→ **Exercise details**
Reproduce all of the data word for word.

# start of Records provided

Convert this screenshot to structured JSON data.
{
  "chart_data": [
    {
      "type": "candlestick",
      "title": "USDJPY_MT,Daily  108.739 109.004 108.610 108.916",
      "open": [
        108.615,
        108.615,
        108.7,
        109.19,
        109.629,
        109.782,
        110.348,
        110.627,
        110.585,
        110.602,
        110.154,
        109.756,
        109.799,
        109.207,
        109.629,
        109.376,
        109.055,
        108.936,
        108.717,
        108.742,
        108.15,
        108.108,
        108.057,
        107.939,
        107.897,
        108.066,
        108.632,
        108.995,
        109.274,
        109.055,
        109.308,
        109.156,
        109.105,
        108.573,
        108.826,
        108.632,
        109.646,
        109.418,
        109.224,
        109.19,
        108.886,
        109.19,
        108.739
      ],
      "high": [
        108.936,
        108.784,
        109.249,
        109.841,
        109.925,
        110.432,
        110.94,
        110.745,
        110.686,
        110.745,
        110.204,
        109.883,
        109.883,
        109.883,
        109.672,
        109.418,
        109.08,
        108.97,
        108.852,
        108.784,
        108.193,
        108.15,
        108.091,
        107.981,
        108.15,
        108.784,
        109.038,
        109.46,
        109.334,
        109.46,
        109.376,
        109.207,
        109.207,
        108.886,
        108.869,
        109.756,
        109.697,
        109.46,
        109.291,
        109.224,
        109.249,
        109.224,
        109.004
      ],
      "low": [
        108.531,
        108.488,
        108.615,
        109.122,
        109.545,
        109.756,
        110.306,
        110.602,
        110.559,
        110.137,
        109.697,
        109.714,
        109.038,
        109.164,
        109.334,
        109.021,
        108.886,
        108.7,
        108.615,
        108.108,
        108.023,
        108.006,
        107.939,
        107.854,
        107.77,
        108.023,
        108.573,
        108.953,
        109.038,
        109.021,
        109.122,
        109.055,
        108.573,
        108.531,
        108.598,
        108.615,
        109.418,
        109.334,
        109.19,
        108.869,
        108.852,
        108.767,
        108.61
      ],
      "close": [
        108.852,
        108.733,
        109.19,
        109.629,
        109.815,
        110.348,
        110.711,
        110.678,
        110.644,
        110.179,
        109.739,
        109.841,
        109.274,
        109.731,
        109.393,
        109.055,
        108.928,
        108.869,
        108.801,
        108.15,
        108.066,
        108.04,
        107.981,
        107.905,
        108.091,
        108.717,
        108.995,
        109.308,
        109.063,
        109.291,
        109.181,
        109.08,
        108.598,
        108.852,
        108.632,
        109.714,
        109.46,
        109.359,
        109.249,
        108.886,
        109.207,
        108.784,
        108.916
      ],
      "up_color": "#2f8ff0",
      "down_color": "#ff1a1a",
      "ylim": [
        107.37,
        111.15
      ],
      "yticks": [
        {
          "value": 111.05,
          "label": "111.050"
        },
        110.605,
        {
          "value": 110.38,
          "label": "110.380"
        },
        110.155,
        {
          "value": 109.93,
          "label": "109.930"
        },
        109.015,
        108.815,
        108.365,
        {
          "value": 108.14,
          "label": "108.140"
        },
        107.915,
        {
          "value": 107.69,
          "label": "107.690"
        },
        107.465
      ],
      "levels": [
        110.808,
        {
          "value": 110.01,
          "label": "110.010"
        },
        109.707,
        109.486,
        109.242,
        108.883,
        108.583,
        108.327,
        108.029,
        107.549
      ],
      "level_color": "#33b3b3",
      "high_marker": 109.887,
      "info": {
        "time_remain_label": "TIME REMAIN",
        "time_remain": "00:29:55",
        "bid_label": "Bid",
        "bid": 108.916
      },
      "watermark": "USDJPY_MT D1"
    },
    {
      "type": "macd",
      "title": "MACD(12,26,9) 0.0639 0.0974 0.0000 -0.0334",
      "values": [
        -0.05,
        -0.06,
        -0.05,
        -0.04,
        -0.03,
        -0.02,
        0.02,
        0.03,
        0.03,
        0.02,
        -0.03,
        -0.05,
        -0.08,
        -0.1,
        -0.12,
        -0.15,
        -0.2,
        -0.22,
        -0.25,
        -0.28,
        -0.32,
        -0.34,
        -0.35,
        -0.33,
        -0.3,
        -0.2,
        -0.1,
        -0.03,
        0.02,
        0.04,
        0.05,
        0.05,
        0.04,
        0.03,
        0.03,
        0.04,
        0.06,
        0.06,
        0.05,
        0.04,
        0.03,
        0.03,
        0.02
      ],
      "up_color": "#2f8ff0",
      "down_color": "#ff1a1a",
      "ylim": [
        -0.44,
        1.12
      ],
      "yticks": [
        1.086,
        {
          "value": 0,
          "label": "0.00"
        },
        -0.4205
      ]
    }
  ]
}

# end of Records provided

→ **Complete response**
Convert this screenshot to structured JSON data.
{
  "chart_data": [
    {
      "type": "candlestick",
      "title": "USDJPY_MT,Daily  108.739 109.004 108.610 108.916",
      "open": [
        108.615,
        108.615,
        108.7,
        109.19,
        109.629,
        109.782,
        110.348,
        110.627,
        110.585,
        110.602,
        110.154,
        109.756,
        109.799,
        109.207,
        109.629,
        109.376,
        109.055,
        108.936,
        108.717,
        108.742,
        108.15,
        108.108,
        108.057,
        107.939,
        107.897,
        108.066,
        108.632,
        108.995,
        109.274,
        109.055,
        109.308,
        109.156,
        109.105,
        108.573,
        108.826,
        108.632,
        109.646,
        109.418,
        109.224,
        109.19,
        108.886,
        109.19,
        108.739
      ],
      "high": [
        108.936,
        108.784,
        109.249,
        109.841,
        109.925,
        110.432,
        110.94,
        110.745,
        110.686,
        110.745,
        110.204,
        109.883,
        109.883,
        109.883,
        109.672,
        109.418,
        109.08,
        108.97,
        108.852,
        108.784,
        108.193,
        108.15,
        108.091,
        107.981,
        108.15,
        108.784,
        109.038,
        109.46,
        109.334,
        109.46,
        109.376,
        109.207,
        109.207,
        108.886,
        108.869,
        109.756,
        109.697,
        109.46,
        109.291,
        109.224,
        109.249,
        109.224,
        109.004
      ],
      "low": [
        108.531,
        108.488,
        108.615,
        109.122,
        109.545,
        109.756,
        110.306,
        110.602,
        110.559,
        110.137,
        109.697,
        109.714,
        109.038,
        109.164,
        109.334,
        109.021,
        108.886,
        108.7,
        108.615,
        108.108,
        108.023,
        108.006,
        107.939,
        107.854,
        107.77,
        108.023,
        108.573,
        108.953,
        109.038,
        109.021,
        109.122,
        109.055,
        108.573,
        108.531,
        108.598,
        108.615,
        109.418,
        109.334,
        109.19,
        108.869,
        108.852,
        108.767,
        108.61
      ],
      "close": [
        108.852,
        108.733,
        109.19,
        109.629,
        109.815,
        110.348,
        110.711,
        110.678,
        110.644,
        110.179,
        109.739,
        109.841,
        109.274,
        109.731,
        109.393,
        109.055,
        108.928,
        108.869,
        108.801,
        108.15,
        108.066,
        108.04,
        107.981,
        107.905,
        108.091,
        108.717,
        108.995,
        109.308,
        109.063,
        109.291,
        109.181,
        109.08,
        108.598,
        108.852,
        108.632,
        109.714,
        109.46,
        109.359,
        109.249,
        108.886,
        109.207,
        108.784,
        108.916
      ],
      "up_color": "#2f8ff0",
      "down_color": "#ff1a1a",
      "ylim": [
        107.37,
        111.15
      ],
      "yticks": [
        {
          "value": 111.05,
          "label": "111.050"
        },
        110.605,
        {
          "value": 110.38,
          "label": "110.380"
        },
        110.155,
        {
          "value": 109.93,
          "label": "109.930"
        },
        109.015,
        108.815,
        108.365,
        {
          "value": 108.14,
          "label": "108.140"
        },
        107.915,
        {
          "value": 107.69,
          "label": "107.690"
        },
        107.465
      ],
      "levels": [
        110.808,
        {
          "value": 110.01,
          "label": "110.010"
        },
        109.707,
        109.486,
        109.242,
        108.883,
        108.583,
        108.327,
        108.029,
        107.549
      ],
      "level_color": "#33b3b3",
      "high_marker": 109.887,
      "info": {
        "time_remain_label": "TIME REMAIN",
        "time_remain": "00:29:55",
        "bid_label": "Bid",
        "bid": 108.916
      },
      "watermark": "USDJPY_MT D1"
    },
    {
      "type": "macd",
      "title": "MACD(12,26,9) 0.0639 0.0974 0.0000 -0.0334",
      "values": [
        -0.05,
        -0.06,
        -0.05,
        -0.04,
        -0.03,
        -0.02,
        0.02,
        0.03,
        0.03,
        0.02,
        -0.03,
        -0.05,
        -0.08,
        -0.1,
        -0.12,
        -0.15,
        -0.2,
        -0.22,
        -0.25,
        -0.28,
        -0.32,
        -0.34,
        -0.35,
        -0.33,
        -0.3,
        -0.2,
        -0.1,
        -0.03,
        0.02,
        0.04,
        0.05,
        0.05,
        0.04,
        0.03,
        0.03,
        0.04,
        0.06,
        0.06,
        0.05,
        0.04,
        0.03,
        0.03,
        0.02
      ],
      "up_color": "#2f8ff0",
      "down_color": "#ff1a1a",
      "ylim": [
        -0.44,
        1.12
      ],
      "yticks": [
        1.086,
        {
          "value": 0,
          "label": "0.00"
        },
        -0.4205
      ]
    }
  ]
}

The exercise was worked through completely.